## Exercise objective
Select from the data all lines with the word "child".

## Data entries

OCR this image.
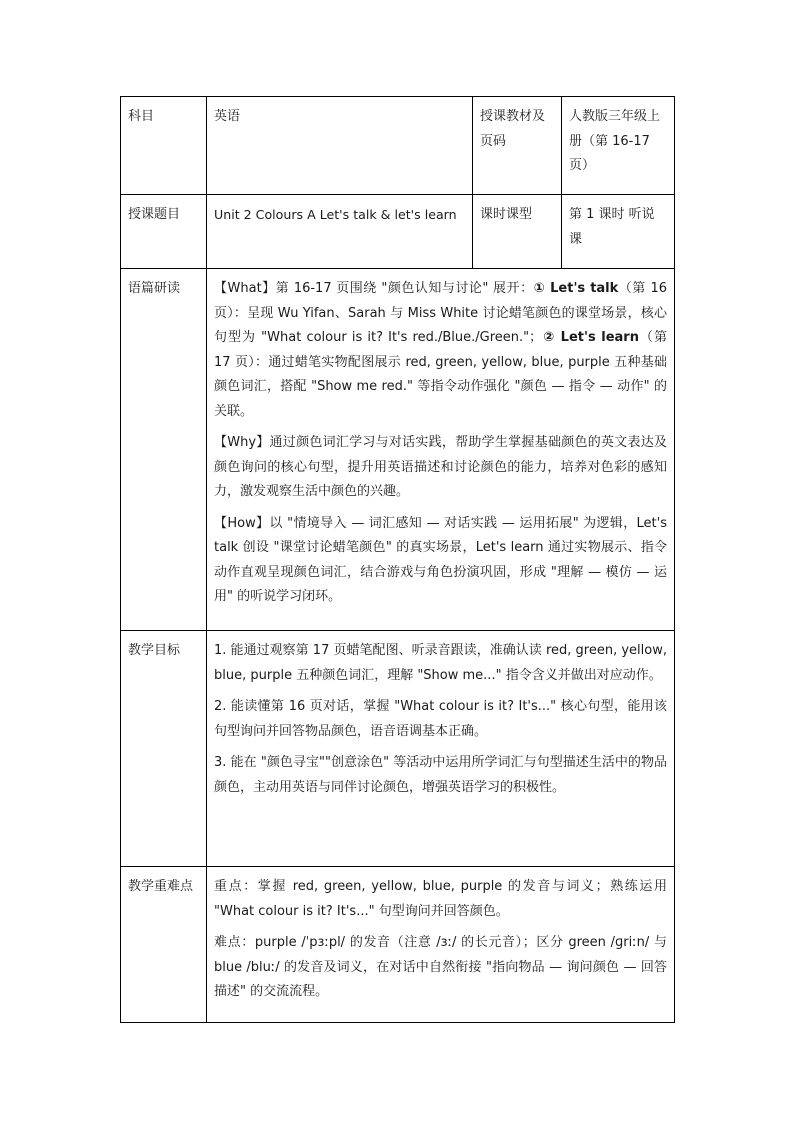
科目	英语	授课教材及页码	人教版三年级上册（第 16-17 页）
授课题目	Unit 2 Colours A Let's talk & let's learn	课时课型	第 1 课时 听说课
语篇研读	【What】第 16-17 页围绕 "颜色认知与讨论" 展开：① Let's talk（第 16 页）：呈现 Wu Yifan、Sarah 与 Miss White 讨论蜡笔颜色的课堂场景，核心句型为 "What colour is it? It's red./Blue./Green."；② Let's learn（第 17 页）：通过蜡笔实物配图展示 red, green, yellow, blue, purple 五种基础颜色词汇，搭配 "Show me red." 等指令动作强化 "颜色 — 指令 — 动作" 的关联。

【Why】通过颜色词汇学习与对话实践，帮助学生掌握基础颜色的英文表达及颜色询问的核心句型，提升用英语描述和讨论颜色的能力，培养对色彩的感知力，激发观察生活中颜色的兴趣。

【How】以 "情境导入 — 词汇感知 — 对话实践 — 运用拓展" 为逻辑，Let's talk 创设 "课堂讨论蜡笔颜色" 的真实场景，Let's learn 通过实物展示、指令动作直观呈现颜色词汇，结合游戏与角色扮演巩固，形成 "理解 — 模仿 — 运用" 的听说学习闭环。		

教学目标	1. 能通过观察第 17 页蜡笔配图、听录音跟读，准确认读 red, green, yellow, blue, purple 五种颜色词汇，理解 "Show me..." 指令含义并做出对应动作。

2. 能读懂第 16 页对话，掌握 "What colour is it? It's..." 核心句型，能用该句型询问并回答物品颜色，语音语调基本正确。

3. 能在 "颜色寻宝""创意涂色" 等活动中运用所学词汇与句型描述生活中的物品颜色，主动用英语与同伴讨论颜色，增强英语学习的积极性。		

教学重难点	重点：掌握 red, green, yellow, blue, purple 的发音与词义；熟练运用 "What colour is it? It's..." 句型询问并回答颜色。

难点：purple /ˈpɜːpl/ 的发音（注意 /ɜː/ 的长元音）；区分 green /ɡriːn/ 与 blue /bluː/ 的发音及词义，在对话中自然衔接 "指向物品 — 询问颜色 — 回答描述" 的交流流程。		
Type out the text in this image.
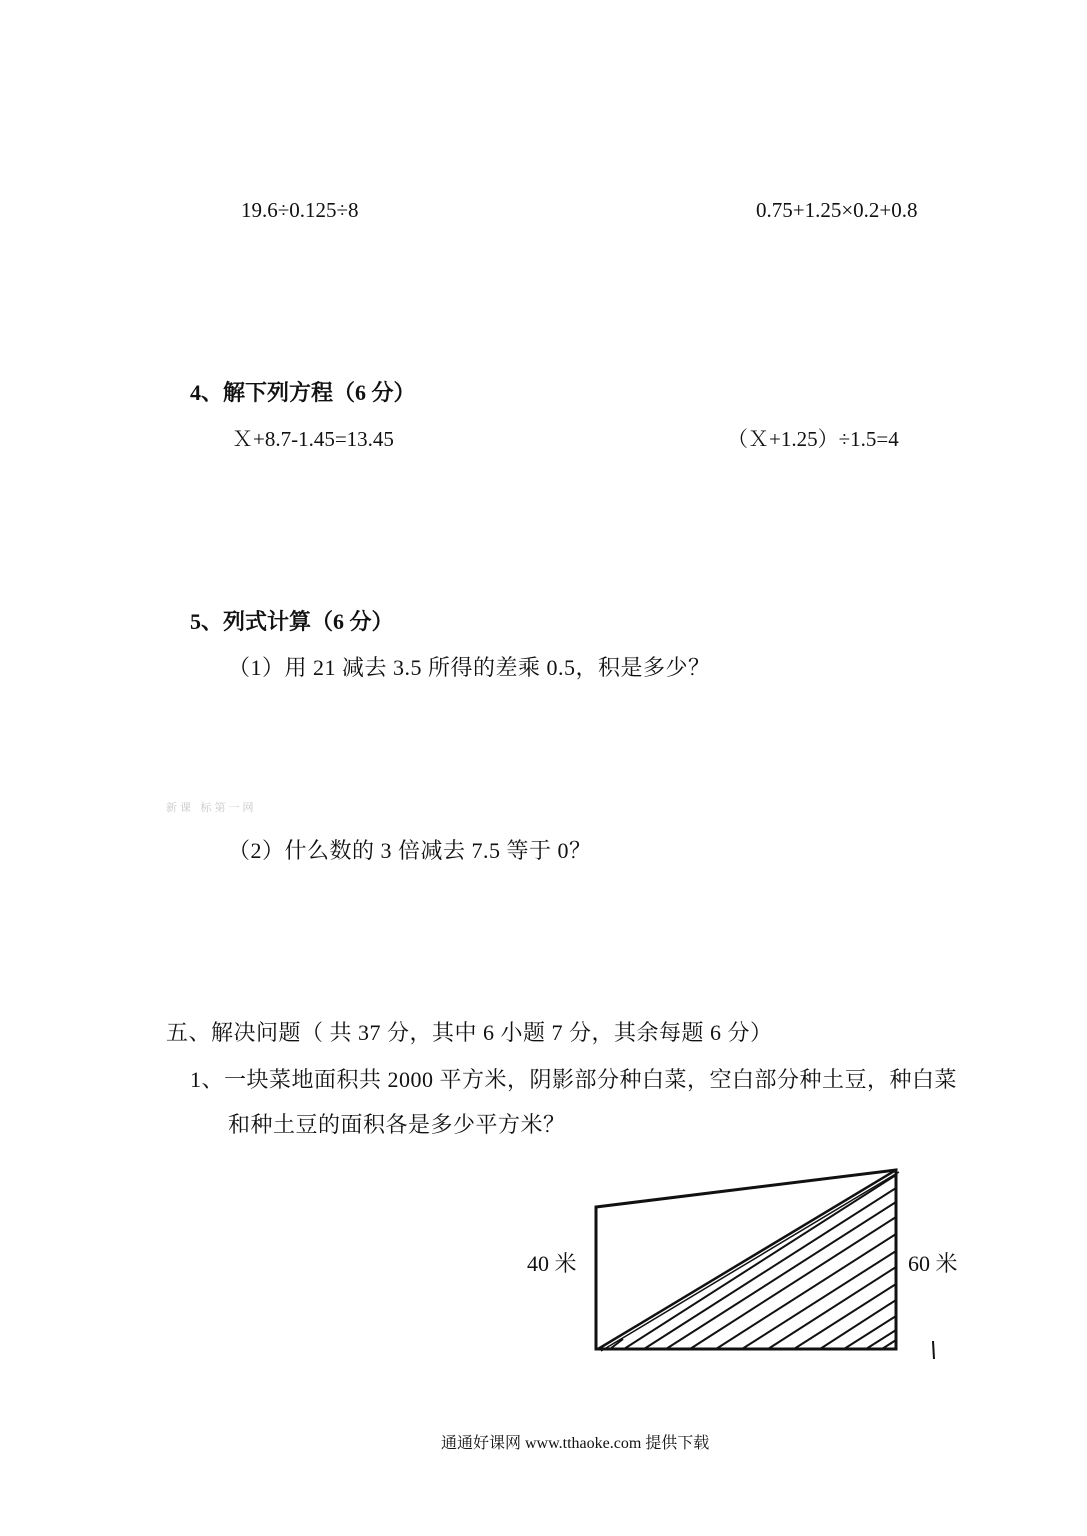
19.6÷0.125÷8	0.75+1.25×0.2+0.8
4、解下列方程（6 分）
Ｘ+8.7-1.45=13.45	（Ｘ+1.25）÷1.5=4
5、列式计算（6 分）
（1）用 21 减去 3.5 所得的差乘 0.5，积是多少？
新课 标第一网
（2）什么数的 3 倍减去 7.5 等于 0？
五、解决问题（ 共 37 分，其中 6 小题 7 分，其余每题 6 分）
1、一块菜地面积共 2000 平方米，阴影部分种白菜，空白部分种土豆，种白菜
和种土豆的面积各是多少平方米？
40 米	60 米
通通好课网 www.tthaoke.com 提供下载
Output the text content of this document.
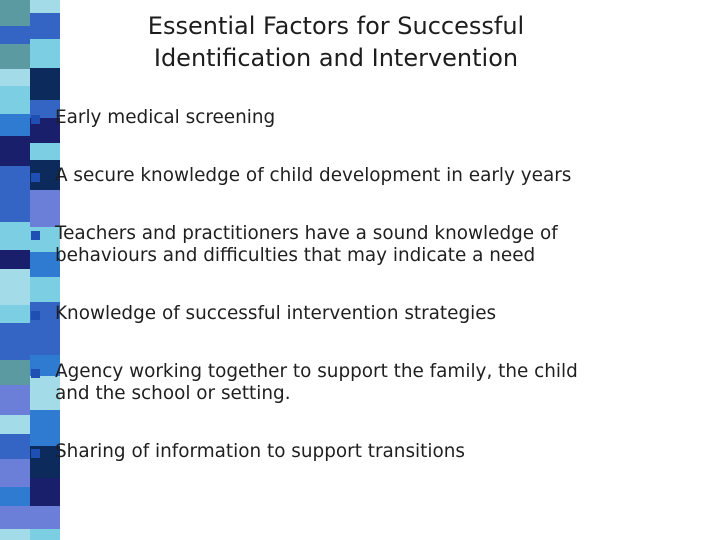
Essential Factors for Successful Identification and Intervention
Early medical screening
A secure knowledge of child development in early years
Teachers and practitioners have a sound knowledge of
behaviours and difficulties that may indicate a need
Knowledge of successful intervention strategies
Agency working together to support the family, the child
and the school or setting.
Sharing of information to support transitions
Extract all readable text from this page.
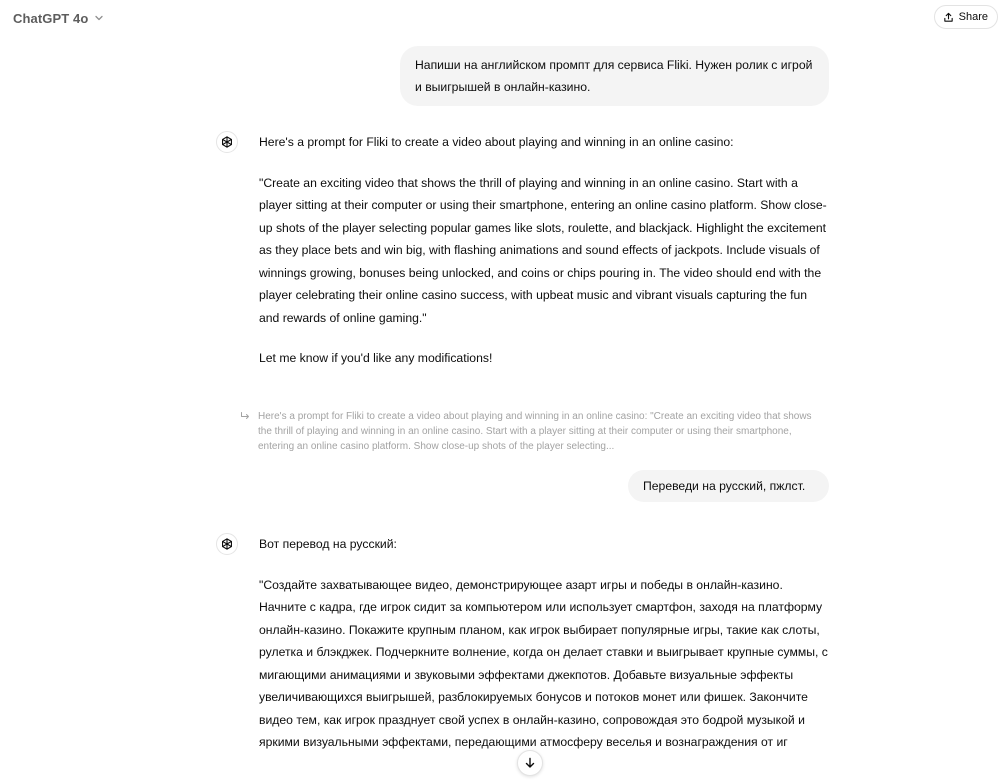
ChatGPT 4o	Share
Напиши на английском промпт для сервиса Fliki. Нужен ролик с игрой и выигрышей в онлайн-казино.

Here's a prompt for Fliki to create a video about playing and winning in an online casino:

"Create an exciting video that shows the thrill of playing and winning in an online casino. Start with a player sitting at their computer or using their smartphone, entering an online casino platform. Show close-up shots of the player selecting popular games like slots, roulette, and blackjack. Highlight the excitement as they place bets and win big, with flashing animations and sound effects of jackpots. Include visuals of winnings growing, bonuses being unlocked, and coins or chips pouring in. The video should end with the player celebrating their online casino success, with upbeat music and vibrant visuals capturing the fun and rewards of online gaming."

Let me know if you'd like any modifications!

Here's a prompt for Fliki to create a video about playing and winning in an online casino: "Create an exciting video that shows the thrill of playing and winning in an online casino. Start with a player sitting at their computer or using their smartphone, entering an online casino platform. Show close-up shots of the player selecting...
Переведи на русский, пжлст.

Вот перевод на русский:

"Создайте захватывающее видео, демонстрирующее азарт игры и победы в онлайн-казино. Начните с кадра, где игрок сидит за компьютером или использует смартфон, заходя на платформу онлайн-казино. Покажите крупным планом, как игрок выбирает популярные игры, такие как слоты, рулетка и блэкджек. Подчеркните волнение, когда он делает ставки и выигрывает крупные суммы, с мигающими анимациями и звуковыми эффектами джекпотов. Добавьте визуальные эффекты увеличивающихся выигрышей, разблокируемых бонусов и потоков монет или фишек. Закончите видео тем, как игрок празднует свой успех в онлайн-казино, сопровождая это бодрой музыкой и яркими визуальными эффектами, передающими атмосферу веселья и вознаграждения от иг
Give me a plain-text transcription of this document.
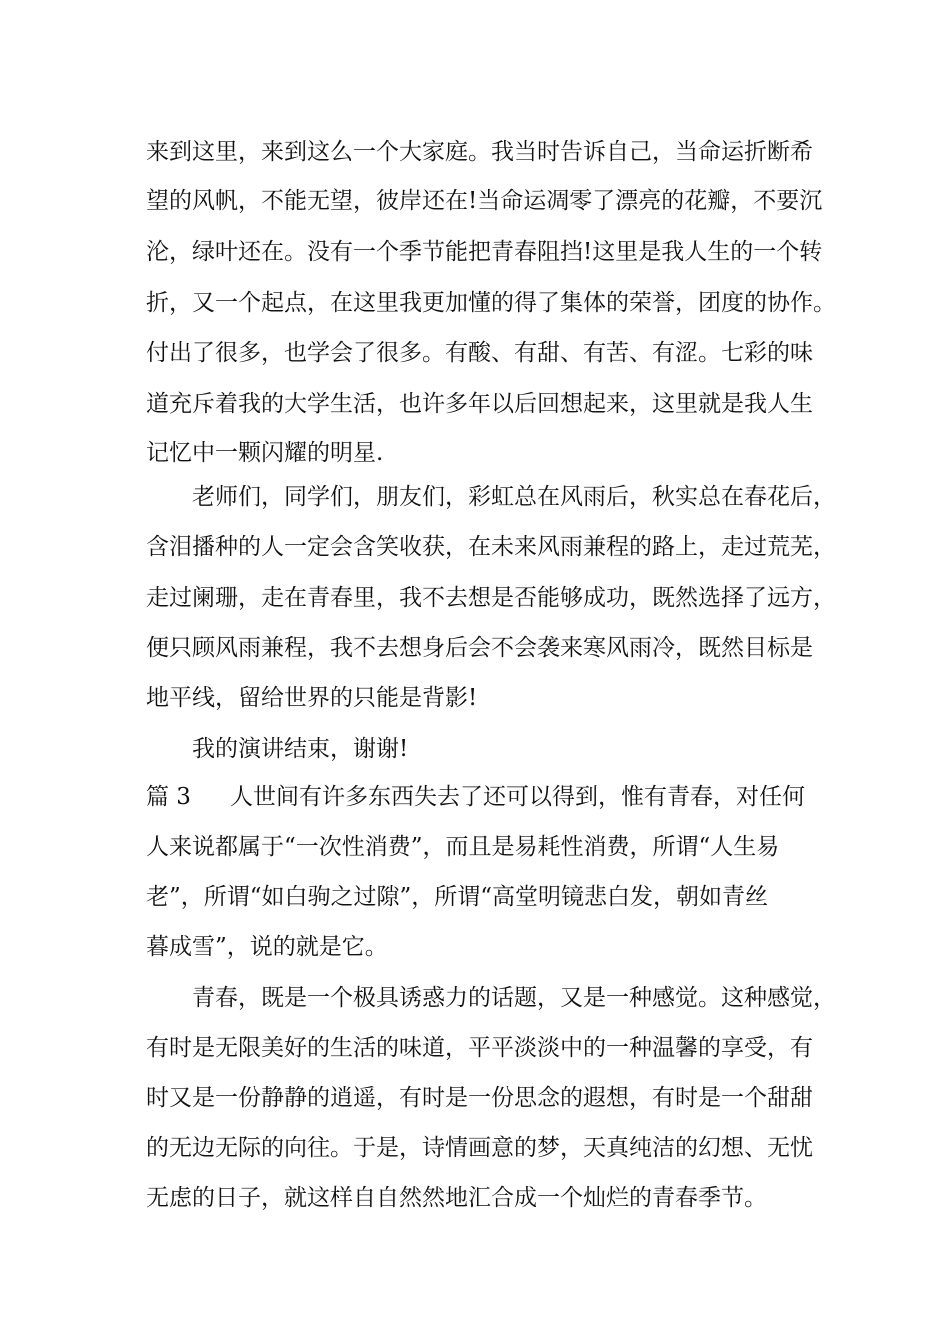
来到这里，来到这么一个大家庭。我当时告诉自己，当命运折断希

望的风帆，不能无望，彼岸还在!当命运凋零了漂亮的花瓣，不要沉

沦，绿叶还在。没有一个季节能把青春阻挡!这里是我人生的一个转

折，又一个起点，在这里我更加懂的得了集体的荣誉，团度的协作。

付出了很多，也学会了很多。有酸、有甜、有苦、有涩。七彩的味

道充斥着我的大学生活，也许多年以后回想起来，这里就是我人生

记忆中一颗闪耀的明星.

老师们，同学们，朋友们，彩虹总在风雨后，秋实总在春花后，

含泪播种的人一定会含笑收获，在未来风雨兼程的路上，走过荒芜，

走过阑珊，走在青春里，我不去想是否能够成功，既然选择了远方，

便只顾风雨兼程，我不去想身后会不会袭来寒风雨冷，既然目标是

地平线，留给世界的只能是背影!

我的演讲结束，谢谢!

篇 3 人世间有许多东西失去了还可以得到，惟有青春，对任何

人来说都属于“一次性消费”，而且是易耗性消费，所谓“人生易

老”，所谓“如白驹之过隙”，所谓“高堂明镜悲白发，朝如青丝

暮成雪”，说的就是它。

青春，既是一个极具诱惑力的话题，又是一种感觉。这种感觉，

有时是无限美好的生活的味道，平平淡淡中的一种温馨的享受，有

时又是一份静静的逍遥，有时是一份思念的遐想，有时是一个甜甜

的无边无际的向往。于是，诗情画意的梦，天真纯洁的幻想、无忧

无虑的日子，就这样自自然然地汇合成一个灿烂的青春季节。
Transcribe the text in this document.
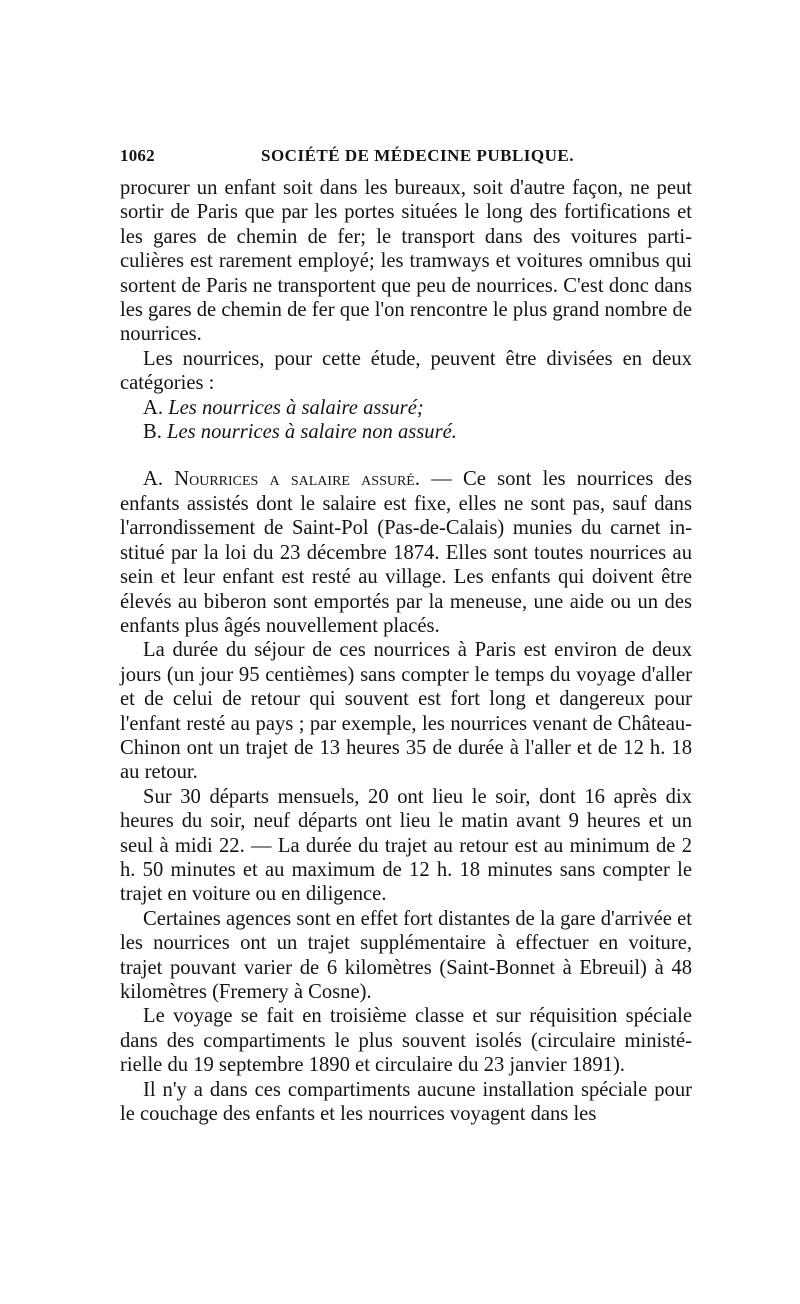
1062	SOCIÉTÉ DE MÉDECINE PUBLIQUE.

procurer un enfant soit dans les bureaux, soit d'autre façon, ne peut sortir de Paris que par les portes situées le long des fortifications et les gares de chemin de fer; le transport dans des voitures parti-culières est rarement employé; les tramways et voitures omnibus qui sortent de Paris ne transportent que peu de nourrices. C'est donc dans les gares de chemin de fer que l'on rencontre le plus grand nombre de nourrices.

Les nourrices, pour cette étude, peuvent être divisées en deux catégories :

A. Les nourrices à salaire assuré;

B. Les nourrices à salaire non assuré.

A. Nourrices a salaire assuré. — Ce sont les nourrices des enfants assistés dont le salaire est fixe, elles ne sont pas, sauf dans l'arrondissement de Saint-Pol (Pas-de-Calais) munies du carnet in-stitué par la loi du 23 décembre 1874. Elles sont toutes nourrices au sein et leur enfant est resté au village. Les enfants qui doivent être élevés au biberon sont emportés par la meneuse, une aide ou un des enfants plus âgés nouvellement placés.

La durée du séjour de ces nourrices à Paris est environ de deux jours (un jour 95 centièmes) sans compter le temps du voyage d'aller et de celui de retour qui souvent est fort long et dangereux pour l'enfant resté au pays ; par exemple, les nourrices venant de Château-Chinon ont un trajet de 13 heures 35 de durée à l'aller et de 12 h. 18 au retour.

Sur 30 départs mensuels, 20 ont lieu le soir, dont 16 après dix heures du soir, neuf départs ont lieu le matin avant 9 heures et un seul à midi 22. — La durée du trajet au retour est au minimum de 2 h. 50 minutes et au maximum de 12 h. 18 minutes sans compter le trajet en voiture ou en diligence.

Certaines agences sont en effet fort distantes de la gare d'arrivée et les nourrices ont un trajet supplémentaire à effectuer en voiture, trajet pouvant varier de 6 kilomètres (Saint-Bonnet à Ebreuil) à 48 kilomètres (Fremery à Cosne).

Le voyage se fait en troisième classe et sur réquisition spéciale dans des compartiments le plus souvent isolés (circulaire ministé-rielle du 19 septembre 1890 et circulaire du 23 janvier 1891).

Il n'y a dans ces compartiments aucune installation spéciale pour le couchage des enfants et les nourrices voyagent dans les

## Written reply
A secure knowledge of child development in early years
Agency working together to support the family, the child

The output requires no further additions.